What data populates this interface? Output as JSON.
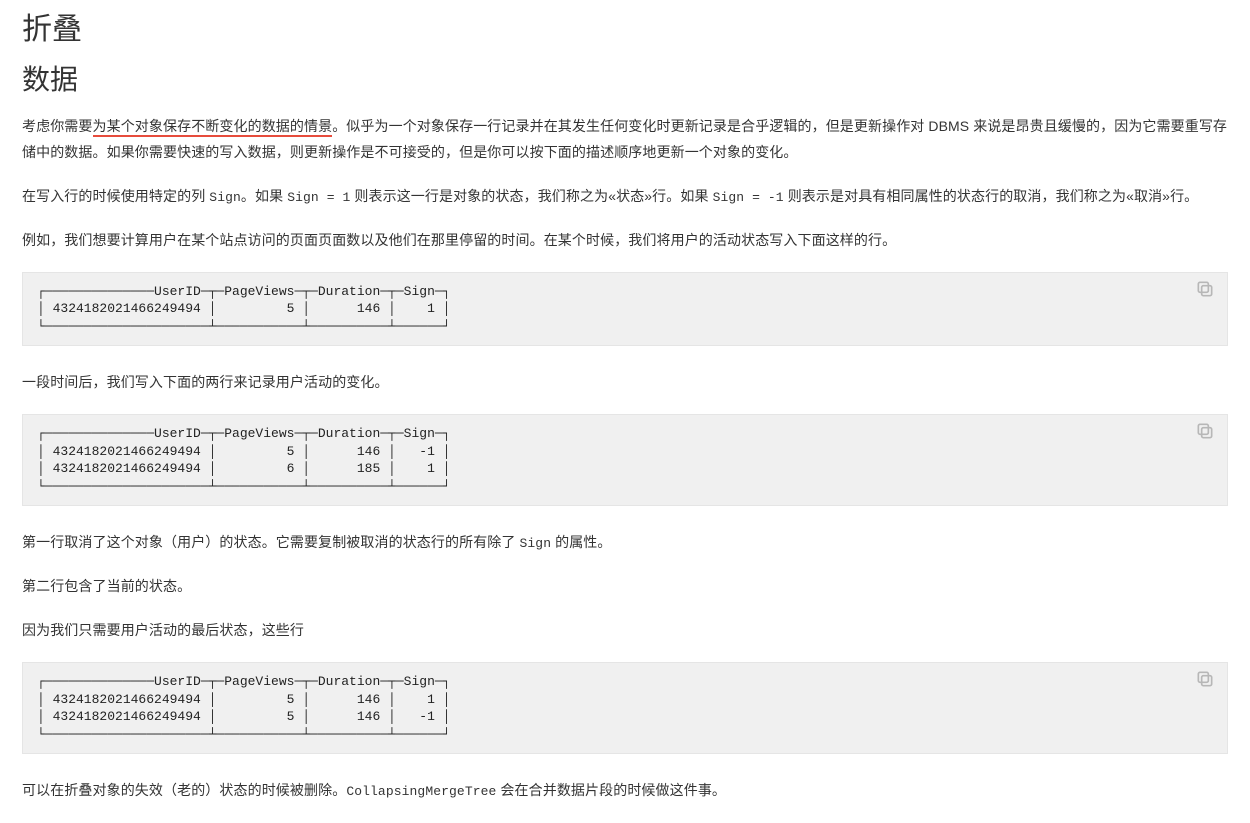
{
  "headings": {
    "h1": "折叠",
    "h2": "数据"
  },
  "para1": {
    "pre": "考虑你需要",
    "underlined": "为某个对象保存不断变化的数据的情景",
    "post": "。似乎为一个对象保存一行记录并在其发生任何变化时更新记录是合乎逻辑的，但是更新操作对 DBMS 来说是昂贵且缓慢的，因为它需要重写存储中的数据。如果你需要快速的写入数据，则更新操作是不可接受的，但是你可以按下面的描述顺序地更新一个对象的变化。"
  },
  "para2": {
    "a": "在写入行的时候使用特定的列 ",
    "code1": "Sign",
    "b": "。如果 ",
    "code2": "Sign = 1",
    "c": " 则表示这一行是对象的状态，我们称之为«状态»行。如果 ",
    "code3": "Sign = -1",
    "d": " 则表示是对具有相同属性的状态行的取消，我们称之为«取消»行。"
  },
  "para3": "例如，我们想要计算用户在某个站点访问的页面页面数以及他们在那里停留的时间。在某个时候，我们将用户的活动状态写入下面这样的行。",
  "code1": "┌──────────────UserID─┬─PageViews─┬─Duration─┬─Sign─┐\n│ 4324182021466249494 │         5 │      146 │    1 │\n└─────────────────────┴───────────┴──────────┴──────┘",
  "para4": "一段时间后，我们写入下面的两行来记录用户活动的变化。",
  "code2": "┌──────────────UserID─┬─PageViews─┬─Duration─┬─Sign─┐\n│ 4324182021466249494 │         5 │      146 │   -1 │\n│ 4324182021466249494 │         6 │      185 │    1 │\n└─────────────────────┴───────────┴──────────┴──────┘",
  "para5": {
    "a": "第一行取消了这个对象（用户）的状态。它需要复制被取消的状态行的所有除了 ",
    "code": "Sign",
    "b": " 的属性。"
  },
  "para6": "第二行包含了当前的状态。",
  "para7": "因为我们只需要用户活动的最后状态，这些行",
  "code3": "┌──────────────UserID─┬─PageViews─┬─Duration─┬─Sign─┐\n│ 4324182021466249494 │         5 │      146 │    1 │\n│ 4324182021466249494 │         5 │      146 │   -1 │\n└─────────────────────┴───────────┴──────────┴──────┘",
  "para8": {
    "a": "可以在折叠对象的失效（老的）状态的时候被删除。",
    "code": "CollapsingMergeTree",
    "b": " 会在合并数据片段的时候做这件事。"
  }
}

^^^^^^^^

## DO THIS:
Go through the listing above and write it all out exactly, leaving out any picture.

## THE OUTPUT:
What data populates this interface? Output as JSON.
{
  "headings": {
    "h1": "折叠",
    "h2": "数据"
  },
  "para1": {
    "pre": "考虑你需要",
    "underlined": "为某个对象保存不断变化的数据的情景",
    "post": "。似乎为一个对象保存一行记录并在其发生任何变化时更新记录是合乎逻辑的，但是更新操作对 DBMS 来说是昂贵且缓慢的，因为它需要重写存储中的数据。如果你需要快速的写入数据，则更新操作是不可接受的，但是你可以按下面的描述顺序地更新一个对象的变化。"
  },
  "para2": {
    "a": "在写入行的时候使用特定的列 ",
    "code1": "Sign",
    "b": "。如果 ",
    "code2": "Sign = 1",
    "c": " 则表示这一行是对象的状态，我们称之为«状态»行。如果 ",
    "code3": "Sign = -1",
    "d": " 则表示是对具有相同属性的状态行的取消，我们称之为«取消»行。"
  },
  "para3": "例如，我们想要计算用户在某个站点访问的页面页面数以及他们在那里停留的时间。在某个时候，我们将用户的活动状态写入下面这样的行。",
  "code1": "┌──────────────UserID─┬─PageViews─┬─Duration─┬─Sign─┐\n│ 4324182021466249494 │         5 │      146 │    1 │\n└─────────────────────┴───────────┴──────────┴──────┘",
  "para4": "一段时间后，我们写入下面的两行来记录用户活动的变化。",
  "code2": "┌──────────────UserID─┬─PageViews─┬─Duration─┬─Sign─┐\n│ 4324182021466249494 │         5 │      146 │   -1 │\n│ 4324182021466249494 │         6 │      185 │    1 │\n└─────────────────────┴───────────┴──────────┴──────┘",
  "para5": {
    "a": "第一行取消了这个对象（用户）的状态。它需要复制被取消的状态行的所有除了 ",
    "code": "Sign",
    "b": " 的属性。"
  },
  "para6": "第二行包含了当前的状态。",
  "para7": "因为我们只需要用户活动的最后状态，这些行",
  "code3": "┌──────────────UserID─┬─PageViews─┬─Duration─┬─Sign─┐\n│ 4324182021466249494 │         5 │      146 │    1 │\n│ 4324182021466249494 │         5 │      146 │   -1 │\n└─────────────────────┴───────────┴──────────┴──────┘",
  "para8": {
    "a": "可以在折叠对象的失效（老的）状态的时候被删除。",
    "code": "CollapsingMergeTree",
    "b": " 会在合并数据片段的时候做这件事。"
  }
}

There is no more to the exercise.